• _EXERCISE DESCRIPTION_
Quote every line of the data below as it stands, omitting pictures.

• _RECORDS FOR THE EXERCISE_
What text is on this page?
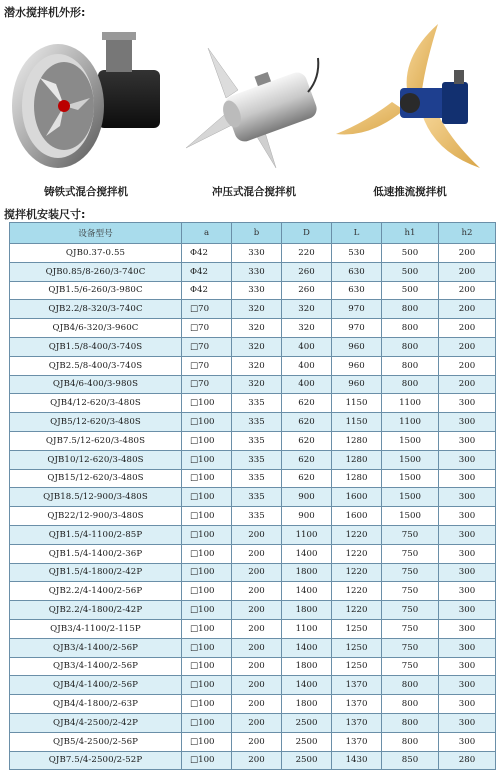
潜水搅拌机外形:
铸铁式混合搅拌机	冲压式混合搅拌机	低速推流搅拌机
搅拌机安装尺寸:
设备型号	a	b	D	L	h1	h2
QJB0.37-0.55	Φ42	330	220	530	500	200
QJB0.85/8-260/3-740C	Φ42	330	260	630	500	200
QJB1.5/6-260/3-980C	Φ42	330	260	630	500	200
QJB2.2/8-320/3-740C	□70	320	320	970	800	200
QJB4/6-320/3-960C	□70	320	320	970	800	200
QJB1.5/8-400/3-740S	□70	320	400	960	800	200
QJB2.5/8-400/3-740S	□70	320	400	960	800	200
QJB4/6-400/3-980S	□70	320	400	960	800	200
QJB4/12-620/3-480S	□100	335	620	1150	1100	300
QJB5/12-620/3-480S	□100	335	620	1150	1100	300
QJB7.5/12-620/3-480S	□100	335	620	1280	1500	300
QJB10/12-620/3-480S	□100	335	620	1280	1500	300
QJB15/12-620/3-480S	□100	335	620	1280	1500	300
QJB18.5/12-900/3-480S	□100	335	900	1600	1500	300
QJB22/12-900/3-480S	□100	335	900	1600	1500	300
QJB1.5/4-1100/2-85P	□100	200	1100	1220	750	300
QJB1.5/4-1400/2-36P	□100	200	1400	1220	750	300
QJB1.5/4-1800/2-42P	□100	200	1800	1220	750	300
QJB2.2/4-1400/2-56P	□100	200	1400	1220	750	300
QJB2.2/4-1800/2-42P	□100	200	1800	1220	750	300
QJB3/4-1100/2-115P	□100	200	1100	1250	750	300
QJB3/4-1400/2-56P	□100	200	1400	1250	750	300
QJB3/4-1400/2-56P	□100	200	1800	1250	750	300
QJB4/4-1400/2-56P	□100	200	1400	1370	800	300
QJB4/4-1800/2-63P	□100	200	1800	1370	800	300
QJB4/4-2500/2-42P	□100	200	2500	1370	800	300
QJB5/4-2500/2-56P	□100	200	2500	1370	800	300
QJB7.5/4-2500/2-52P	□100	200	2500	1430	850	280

• _PROBLEM SOLUTION_
What text is on this page?
潜水搅拌机外形:
铸铁式混合搅拌机	冲压式混合搅拌机	低速推流搅拌机
搅拌机安装尺寸:
设备型号	a	b	D	L	h1	h2
QJB0.37-0.55	Φ42	330	220	530	500	200
QJB0.85/8-260/3-740C	Φ42	330	260	630	500	200
QJB1.5/6-260/3-980C	Φ42	330	260	630	500	200
QJB2.2/8-320/3-740C	□70	320	320	970	800	200
QJB4/6-320/3-960C	□70	320	320	970	800	200
QJB1.5/8-400/3-740S	□70	320	400	960	800	200
QJB2.5/8-400/3-740S	□70	320	400	960	800	200
QJB4/6-400/3-980S	□70	320	400	960	800	200
QJB4/12-620/3-480S	□100	335	620	1150	1100	300
QJB5/12-620/3-480S	□100	335	620	1150	1100	300
QJB7.5/12-620/3-480S	□100	335	620	1280	1500	300
QJB10/12-620/3-480S	□100	335	620	1280	1500	300
QJB15/12-620/3-480S	□100	335	620	1280	1500	300
QJB18.5/12-900/3-480S	□100	335	900	1600	1500	300
QJB22/12-900/3-480S	□100	335	900	1600	1500	300
QJB1.5/4-1100/2-85P	□100	200	1100	1220	750	300
QJB1.5/4-1400/2-36P	□100	200	1400	1220	750	300
QJB1.5/4-1800/2-42P	□100	200	1800	1220	750	300
QJB2.2/4-1400/2-56P	□100	200	1400	1220	750	300
QJB2.2/4-1800/2-42P	□100	200	1800	1220	750	300
QJB3/4-1100/2-115P	□100	200	1100	1250	750	300
QJB3/4-1400/2-56P	□100	200	1400	1250	750	300
QJB3/4-1400/2-56P	□100	200	1800	1250	750	300
QJB4/4-1400/2-56P	□100	200	1400	1370	800	300
QJB4/4-1800/2-63P	□100	200	1800	1370	800	300
QJB4/4-2500/2-42P	□100	200	2500	1370	800	300
QJB5/4-2500/2-56P	□100	200	2500	1370	800	300
QJB7.5/4-2500/2-52P	□100	200	2500	1430	850	280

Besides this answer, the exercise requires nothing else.